#### WHAT IS EXPECTED
Report how many lines of the records below include the word "this". Give nothing but the number.
◆ ◆ ◆
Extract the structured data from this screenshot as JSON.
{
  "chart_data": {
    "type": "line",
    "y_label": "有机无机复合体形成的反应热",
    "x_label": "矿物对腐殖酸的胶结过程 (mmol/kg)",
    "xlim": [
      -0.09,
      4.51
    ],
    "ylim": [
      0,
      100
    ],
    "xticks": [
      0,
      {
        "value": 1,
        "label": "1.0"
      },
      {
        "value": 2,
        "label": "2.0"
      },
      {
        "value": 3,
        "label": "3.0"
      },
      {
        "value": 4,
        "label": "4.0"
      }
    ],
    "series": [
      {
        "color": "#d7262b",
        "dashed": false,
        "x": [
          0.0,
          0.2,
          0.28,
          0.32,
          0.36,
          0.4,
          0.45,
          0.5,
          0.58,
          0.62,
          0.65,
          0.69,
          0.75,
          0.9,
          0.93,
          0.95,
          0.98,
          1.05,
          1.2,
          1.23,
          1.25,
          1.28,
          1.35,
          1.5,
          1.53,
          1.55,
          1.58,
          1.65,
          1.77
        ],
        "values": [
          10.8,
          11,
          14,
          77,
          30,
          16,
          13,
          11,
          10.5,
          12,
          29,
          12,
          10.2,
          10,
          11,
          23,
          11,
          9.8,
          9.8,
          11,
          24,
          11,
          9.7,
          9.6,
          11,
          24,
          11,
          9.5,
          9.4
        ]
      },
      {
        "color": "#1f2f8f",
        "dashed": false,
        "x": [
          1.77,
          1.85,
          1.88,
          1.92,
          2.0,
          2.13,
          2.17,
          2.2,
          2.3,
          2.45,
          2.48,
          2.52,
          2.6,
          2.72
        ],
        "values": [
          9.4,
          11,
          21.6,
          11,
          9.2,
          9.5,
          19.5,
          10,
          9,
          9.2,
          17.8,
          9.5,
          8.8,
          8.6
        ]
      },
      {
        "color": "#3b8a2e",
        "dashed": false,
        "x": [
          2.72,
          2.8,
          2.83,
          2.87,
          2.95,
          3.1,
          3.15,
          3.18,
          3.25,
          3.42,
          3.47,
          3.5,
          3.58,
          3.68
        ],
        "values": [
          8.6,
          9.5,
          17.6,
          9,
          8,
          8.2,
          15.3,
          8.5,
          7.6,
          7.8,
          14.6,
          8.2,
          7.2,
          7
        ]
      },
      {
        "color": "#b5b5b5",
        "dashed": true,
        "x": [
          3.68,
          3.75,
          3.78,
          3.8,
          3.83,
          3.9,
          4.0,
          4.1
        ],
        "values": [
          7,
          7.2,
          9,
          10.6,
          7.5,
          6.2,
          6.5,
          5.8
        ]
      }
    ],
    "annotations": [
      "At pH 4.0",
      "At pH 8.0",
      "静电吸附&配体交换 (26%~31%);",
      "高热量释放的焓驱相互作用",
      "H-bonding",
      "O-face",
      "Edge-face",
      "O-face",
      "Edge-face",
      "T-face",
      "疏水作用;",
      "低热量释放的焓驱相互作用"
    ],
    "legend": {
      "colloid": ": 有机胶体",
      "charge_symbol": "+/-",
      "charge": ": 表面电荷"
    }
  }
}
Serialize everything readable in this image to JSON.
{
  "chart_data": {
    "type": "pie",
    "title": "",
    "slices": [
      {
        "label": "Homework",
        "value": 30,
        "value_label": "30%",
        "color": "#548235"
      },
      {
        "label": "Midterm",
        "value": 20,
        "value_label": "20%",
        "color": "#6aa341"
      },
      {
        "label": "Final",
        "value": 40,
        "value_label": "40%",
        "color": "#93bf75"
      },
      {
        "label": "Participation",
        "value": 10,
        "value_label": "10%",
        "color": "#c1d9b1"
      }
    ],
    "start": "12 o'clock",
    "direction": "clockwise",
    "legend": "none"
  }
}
◆ ◆ ◆
#### COMPLETED EXERCISE
2